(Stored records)
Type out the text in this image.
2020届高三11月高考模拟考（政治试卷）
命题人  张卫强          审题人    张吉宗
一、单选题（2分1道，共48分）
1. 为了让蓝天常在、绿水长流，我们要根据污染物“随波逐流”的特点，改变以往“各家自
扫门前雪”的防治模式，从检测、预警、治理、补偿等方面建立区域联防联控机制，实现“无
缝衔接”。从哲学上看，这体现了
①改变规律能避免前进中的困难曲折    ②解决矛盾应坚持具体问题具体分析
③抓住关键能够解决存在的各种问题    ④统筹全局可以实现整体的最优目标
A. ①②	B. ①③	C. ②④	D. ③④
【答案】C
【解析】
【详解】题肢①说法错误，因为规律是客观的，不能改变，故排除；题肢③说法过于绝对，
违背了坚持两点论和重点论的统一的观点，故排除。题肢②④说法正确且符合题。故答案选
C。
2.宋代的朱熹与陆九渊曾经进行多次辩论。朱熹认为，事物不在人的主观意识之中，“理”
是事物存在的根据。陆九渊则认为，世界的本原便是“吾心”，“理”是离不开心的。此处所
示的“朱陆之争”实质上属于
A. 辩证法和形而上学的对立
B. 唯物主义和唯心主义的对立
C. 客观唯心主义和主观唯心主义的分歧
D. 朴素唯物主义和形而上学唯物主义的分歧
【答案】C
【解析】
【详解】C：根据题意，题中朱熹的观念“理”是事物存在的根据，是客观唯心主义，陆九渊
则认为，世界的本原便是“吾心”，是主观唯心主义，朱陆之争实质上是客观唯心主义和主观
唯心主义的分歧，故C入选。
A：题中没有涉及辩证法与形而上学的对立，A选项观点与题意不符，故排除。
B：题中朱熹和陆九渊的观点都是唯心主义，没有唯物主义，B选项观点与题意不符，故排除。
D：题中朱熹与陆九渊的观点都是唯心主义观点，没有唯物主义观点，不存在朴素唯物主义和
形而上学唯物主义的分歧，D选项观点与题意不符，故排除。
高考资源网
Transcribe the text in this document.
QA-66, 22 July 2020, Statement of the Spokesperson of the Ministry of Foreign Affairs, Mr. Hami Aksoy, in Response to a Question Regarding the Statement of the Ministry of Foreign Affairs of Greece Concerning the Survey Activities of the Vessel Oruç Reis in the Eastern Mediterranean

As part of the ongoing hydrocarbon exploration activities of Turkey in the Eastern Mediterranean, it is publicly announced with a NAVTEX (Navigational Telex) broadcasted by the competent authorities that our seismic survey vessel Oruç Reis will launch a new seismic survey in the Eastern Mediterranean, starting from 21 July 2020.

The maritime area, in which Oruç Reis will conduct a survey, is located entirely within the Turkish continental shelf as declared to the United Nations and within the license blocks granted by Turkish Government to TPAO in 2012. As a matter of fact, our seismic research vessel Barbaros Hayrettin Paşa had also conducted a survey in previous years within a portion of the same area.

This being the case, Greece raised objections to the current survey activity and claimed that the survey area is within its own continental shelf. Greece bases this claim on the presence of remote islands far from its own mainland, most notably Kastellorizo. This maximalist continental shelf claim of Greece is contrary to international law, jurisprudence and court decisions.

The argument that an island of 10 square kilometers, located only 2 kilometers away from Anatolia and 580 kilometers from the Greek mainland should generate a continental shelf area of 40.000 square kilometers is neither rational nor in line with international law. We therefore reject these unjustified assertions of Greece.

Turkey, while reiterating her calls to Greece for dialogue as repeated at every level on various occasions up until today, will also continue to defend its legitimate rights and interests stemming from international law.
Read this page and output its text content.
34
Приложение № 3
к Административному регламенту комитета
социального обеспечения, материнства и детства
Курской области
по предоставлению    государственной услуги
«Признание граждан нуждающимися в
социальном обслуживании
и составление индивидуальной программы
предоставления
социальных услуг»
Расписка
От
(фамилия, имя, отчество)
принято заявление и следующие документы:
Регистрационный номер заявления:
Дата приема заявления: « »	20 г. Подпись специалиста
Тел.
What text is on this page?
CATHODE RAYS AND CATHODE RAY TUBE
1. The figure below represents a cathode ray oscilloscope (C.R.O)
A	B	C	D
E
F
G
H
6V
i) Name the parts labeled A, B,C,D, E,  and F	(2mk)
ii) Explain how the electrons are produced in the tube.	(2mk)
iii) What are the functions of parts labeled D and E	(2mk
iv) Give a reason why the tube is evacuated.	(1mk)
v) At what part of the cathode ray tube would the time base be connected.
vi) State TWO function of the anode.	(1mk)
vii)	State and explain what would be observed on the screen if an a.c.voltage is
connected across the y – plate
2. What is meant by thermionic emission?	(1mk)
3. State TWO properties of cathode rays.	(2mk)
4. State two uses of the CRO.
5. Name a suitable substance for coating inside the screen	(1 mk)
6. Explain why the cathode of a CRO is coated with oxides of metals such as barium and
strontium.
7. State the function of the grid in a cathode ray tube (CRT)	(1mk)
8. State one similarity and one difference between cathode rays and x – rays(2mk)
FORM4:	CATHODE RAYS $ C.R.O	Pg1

§ THE REQUEST: From the first line to the last, please quote the material above exactly.

§ TASK SOLUTION:
Type out the text in this image.
2020届高三11月高考模拟考（政治试卷）
命题人  张卫强          审题人    张吉宗
一、单选题（2分1道，共48分）
1. 为了让蓝天常在、绿水长流，我们要根据污染物“随波逐流”的特点，改变以往“各家自
扫门前雪”的防治模式，从检测、预警、治理、补偿等方面建立区域联防联控机制，实现“无
缝衔接”。从哲学上看，这体现了
①改变规律能避免前进中的困难曲折    ②解决矛盾应坚持具体问题具体分析
③抓住关键能够解决存在的各种问题    ④统筹全局可以实现整体的最优目标
A. ①②	B. ①③	C. ②④	D. ③④
【答案】C
【解析】
【详解】题肢①说法错误，因为规律是客观的，不能改变，故排除；题肢③说法过于绝对，
违背了坚持两点论和重点论的统一的观点，故排除。题肢②④说法正确且符合题。故答案选
C。
2.宋代的朱熹与陆九渊曾经进行多次辩论。朱熹认为，事物不在人的主观意识之中，“理”
是事物存在的根据。陆九渊则认为，世界的本原便是“吾心”，“理”是离不开心的。此处所
示的“朱陆之争”实质上属于
A. 辩证法和形而上学的对立
B. 唯物主义和唯心主义的对立
C. 客观唯心主义和主观唯心主义的分歧
D. 朴素唯物主义和形而上学唯物主义的分歧
【答案】C
【解析】
【详解】C：根据题意，题中朱熹的观念“理”是事物存在的根据，是客观唯心主义，陆九渊
则认为，世界的本原便是“吾心”，是主观唯心主义，朱陆之争实质上是客观唯心主义和主观
唯心主义的分歧，故C入选。
A：题中没有涉及辩证法与形而上学的对立，A选项观点与题意不符，故排除。
B：题中朱熹和陆九渊的观点都是唯心主义，没有唯物主义，B选项观点与题意不符，故排除。
D：题中朱熹与陆九渊的观点都是唯心主义观点，没有唯物主义观点，不存在朴素唯物主义和
形而上学唯物主义的分歧，D选项观点与题意不符，故排除。
高考资源网
Transcribe the text in this document.
QA-66, 22 July 2020, Statement of the Spokesperson of the Ministry of Foreign Affairs, Mr. Hami Aksoy, in Response to a Question Regarding the Statement of the Ministry of Foreign Affairs of Greece Concerning the Survey Activities of the Vessel Oruç Reis in the Eastern Mediterranean

As part of the ongoing hydrocarbon exploration activities of Turkey in the Eastern Mediterranean, it is publicly announced with a NAVTEX (Navigational Telex) broadcasted by the competent authorities that our seismic survey vessel Oruç Reis will launch a new seismic survey in the Eastern Mediterranean, starting from 21 July 2020.

The maritime area, in which Oruç Reis will conduct a survey, is located entirely within the Turkish continental shelf as declared to the United Nations and within the license blocks granted by Turkish Government to TPAO in 2012. As a matter of fact, our seismic research vessel Barbaros Hayrettin Paşa had also conducted a survey in previous years within a portion of the same area.

This being the case, Greece raised objections to the current survey activity and claimed that the survey area is within its own continental shelf. Greece bases this claim on the presence of remote islands far from its own mainland, most notably Kastellorizo. This maximalist continental shelf claim of Greece is contrary to international law, jurisprudence and court decisions.

The argument that an island of 10 square kilometers, located only 2 kilometers away from Anatolia and 580 kilometers from the Greek mainland should generate a continental shelf area of 40.000 square kilometers is neither rational nor in line with international law. We therefore reject these unjustified assertions of Greece.

Turkey, while reiterating her calls to Greece for dialogue as repeated at every level on various occasions up until today, will also continue to defend its legitimate rights and interests stemming from international law.
Read this page and output its text content.
34
Приложение № 3
к Административному регламенту комитета
социального обеспечения, материнства и детства
Курской области
по предоставлению    государственной услуги
«Признание граждан нуждающимися в
социальном обслуживании
и составление индивидуальной программы
предоставления
социальных услуг»
Расписка
От
(фамилия, имя, отчество)
принято заявление и следующие документы:
Регистрационный номер заявления:
Дата приема заявления: « »	20 г. Подпись специалиста
Тел.
What text is on this page?
CATHODE RAYS AND CATHODE RAY TUBE
1. The figure below represents a cathode ray oscilloscope (C.R.O)
A	B	C	D
E
F
G
H
6V
i) Name the parts labeled A, B,C,D, E,  and F	(2mk)
ii) Explain how the electrons are produced in the tube.	(2mk)
iii) What are the functions of parts labeled D and E	(2mk
iv) Give a reason why the tube is evacuated.	(1mk)
v) At what part of the cathode ray tube would the time base be connected.
vi) State TWO function of the anode.	(1mk)
vii)	State and explain what would be observed on the screen if an a.c.voltage is
connected across the y – plate
2. What is meant by thermionic emission?	(1mk)
3. State TWO properties of cathode rays.	(2mk)
4. State two uses of the CRO.
5. Name a suitable substance for coating inside the screen	(1 mk)
6. Explain why the cathode of a CRO is coated with oxides of metals such as barium and
strontium.
7. State the function of the grid in a cathode ray tube (CRT)	(1mk)
8. State one similarity and one difference between cathode rays and x – rays(2mk)
FORM4:	CATHODE RAYS $ C.R.O	Pg1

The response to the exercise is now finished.